REQUIRED TASK: Render the following material again verbatim, leaving nothing out.

------------------------------------------------------------------------

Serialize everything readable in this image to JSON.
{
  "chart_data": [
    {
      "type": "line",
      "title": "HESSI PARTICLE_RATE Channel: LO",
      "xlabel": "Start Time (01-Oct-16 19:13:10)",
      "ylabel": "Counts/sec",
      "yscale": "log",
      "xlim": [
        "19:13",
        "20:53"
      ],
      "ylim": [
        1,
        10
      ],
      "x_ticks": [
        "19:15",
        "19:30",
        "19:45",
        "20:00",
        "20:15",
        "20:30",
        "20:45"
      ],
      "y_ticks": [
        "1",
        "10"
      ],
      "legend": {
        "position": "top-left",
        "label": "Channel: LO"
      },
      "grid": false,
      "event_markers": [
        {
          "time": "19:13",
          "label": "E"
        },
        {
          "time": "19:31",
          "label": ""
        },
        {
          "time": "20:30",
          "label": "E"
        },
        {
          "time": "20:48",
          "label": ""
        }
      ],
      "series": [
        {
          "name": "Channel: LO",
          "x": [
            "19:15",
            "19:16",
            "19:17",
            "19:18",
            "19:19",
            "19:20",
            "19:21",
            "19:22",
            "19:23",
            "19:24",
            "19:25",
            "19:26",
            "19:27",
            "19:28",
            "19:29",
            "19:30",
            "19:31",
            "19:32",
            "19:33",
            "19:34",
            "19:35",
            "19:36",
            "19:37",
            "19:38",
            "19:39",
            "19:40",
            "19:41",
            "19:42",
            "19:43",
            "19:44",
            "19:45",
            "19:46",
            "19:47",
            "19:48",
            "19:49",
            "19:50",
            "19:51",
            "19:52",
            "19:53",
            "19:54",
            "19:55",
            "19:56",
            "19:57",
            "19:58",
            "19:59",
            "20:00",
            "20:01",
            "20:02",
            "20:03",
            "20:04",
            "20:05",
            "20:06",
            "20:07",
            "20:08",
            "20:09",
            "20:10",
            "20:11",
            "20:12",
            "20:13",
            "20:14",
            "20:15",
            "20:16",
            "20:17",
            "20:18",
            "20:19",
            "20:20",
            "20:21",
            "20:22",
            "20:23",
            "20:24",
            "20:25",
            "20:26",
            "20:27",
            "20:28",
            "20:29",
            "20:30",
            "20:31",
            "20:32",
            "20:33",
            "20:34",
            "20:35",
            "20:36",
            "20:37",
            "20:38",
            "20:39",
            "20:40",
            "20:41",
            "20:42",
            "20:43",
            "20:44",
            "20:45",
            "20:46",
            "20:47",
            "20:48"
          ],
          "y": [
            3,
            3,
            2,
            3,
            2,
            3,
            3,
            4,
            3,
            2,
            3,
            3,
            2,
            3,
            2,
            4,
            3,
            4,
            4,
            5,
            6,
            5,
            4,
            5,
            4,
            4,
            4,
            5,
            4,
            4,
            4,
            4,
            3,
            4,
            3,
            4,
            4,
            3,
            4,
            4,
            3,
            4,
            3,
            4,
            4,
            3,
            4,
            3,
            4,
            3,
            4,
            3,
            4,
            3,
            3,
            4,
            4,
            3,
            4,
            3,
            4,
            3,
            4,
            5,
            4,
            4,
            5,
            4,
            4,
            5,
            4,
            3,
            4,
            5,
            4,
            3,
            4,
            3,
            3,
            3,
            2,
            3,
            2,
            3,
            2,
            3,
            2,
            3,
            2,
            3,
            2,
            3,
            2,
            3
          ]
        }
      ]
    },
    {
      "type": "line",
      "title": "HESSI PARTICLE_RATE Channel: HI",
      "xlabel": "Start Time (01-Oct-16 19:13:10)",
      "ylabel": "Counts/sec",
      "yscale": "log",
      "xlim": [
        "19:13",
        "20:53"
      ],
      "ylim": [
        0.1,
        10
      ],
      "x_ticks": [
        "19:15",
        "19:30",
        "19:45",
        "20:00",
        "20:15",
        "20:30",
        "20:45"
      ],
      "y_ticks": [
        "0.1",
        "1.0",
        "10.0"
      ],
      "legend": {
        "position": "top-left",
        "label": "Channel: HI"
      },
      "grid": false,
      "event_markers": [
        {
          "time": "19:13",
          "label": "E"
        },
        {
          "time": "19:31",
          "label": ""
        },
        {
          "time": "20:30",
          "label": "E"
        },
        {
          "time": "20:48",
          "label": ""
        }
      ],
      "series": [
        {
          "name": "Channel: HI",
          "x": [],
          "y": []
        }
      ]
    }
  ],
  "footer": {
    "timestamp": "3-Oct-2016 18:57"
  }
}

------------------------------------------------------------------------

SOLUTION:
Serialize everything readable in this image to JSON.
{
  "chart_data": [
    {
      "type": "line",
      "title": "HESSI PARTICLE_RATE Channel: LO",
      "xlabel": "Start Time (01-Oct-16 19:13:10)",
      "ylabel": "Counts/sec",
      "yscale": "log",
      "xlim": [
        "19:13",
        "20:53"
      ],
      "ylim": [
        1,
        10
      ],
      "x_ticks": [
        "19:15",
        "19:30",
        "19:45",
        "20:00",
        "20:15",
        "20:30",
        "20:45"
      ],
      "y_ticks": [
        "1",
        "10"
      ],
      "legend": {
        "position": "top-left",
        "label": "Channel: LO"
      },
      "grid": false,
      "event_markers": [
        {
          "time": "19:13",
          "label": "E"
        },
        {
          "time": "19:31",
          "label": ""
        },
        {
          "time": "20:30",
          "label": "E"
        },
        {
          "time": "20:48",
          "label": ""
        }
      ],
      "series": [
        {
          "name": "Channel: LO",
          "x": [
            "19:15",
            "19:16",
            "19:17",
            "19:18",
            "19:19",
            "19:20",
            "19:21",
            "19:22",
            "19:23",
            "19:24",
            "19:25",
            "19:26",
            "19:27",
            "19:28",
            "19:29",
            "19:30",
            "19:31",
            "19:32",
            "19:33",
            "19:34",
            "19:35",
            "19:36",
            "19:37",
            "19:38",
            "19:39",
            "19:40",
            "19:41",
            "19:42",
            "19:43",
            "19:44",
            "19:45",
            "19:46",
            "19:47",
            "19:48",
            "19:49",
            "19:50",
            "19:51",
            "19:52",
            "19:53",
            "19:54",
            "19:55",
            "19:56",
            "19:57",
            "19:58",
            "19:59",
            "20:00",
            "20:01",
            "20:02",
            "20:03",
            "20:04",
            "20:05",
            "20:06",
            "20:07",
            "20:08",
            "20:09",
            "20:10",
            "20:11",
            "20:12",
            "20:13",
            "20:14",
            "20:15",
            "20:16",
            "20:17",
            "20:18",
            "20:19",
            "20:20",
            "20:21",
            "20:22",
            "20:23",
            "20:24",
            "20:25",
            "20:26",
            "20:27",
            "20:28",
            "20:29",
            "20:30",
            "20:31",
            "20:32",
            "20:33",
            "20:34",
            "20:35",
            "20:36",
            "20:37",
            "20:38",
            "20:39",
            "20:40",
            "20:41",
            "20:42",
            "20:43",
            "20:44",
            "20:45",
            "20:46",
            "20:47",
            "20:48"
          ],
          "y": [
            3,
            3,
            2,
            3,
            2,
            3,
            3,
            4,
            3,
            2,
            3,
            3,
            2,
            3,
            2,
            4,
            3,
            4,
            4,
            5,
            6,
            5,
            4,
            5,
            4,
            4,
            4,
            5,
            4,
            4,
            4,
            4,
            3,
            4,
            3,
            4,
            4,
            3,
            4,
            4,
            3,
            4,
            3,
            4,
            4,
            3,
            4,
            3,
            4,
            3,
            4,
            3,
            4,
            3,
            3,
            4,
            4,
            3,
            4,
            3,
            4,
            3,
            4,
            5,
            4,
            4,
            5,
            4,
            4,
            5,
            4,
            3,
            4,
            5,
            4,
            3,
            4,
            3,
            3,
            3,
            2,
            3,
            2,
            3,
            2,
            3,
            2,
            3,
            2,
            3,
            2,
            3,
            2,
            3
          ]
        }
      ]
    },
    {
      "type": "line",
      "title": "HESSI PARTICLE_RATE Channel: HI",
      "xlabel": "Start Time (01-Oct-16 19:13:10)",
      "ylabel": "Counts/sec",
      "yscale": "log",
      "xlim": [
        "19:13",
        "20:53"
      ],
      "ylim": [
        0.1,
        10
      ],
      "x_ticks": [
        "19:15",
        "19:30",
        "19:45",
        "20:00",
        "20:15",
        "20:30",
        "20:45"
      ],
      "y_ticks": [
        "0.1",
        "1.0",
        "10.0"
      ],
      "legend": {
        "position": "top-left",
        "label": "Channel: HI"
      },
      "grid": false,
      "event_markers": [
        {
          "time": "19:13",
          "label": "E"
        },
        {
          "time": "19:31",
          "label": ""
        },
        {
          "time": "20:30",
          "label": "E"
        },
        {
          "time": "20:48",
          "label": ""
        }
      ],
      "series": [
        {
          "name": "Channel: HI",
          "x": [],
          "y": []
        }
      ]
    }
  ],
  "footer": {
    "timestamp": "3-Oct-2016 18:57"
  }
}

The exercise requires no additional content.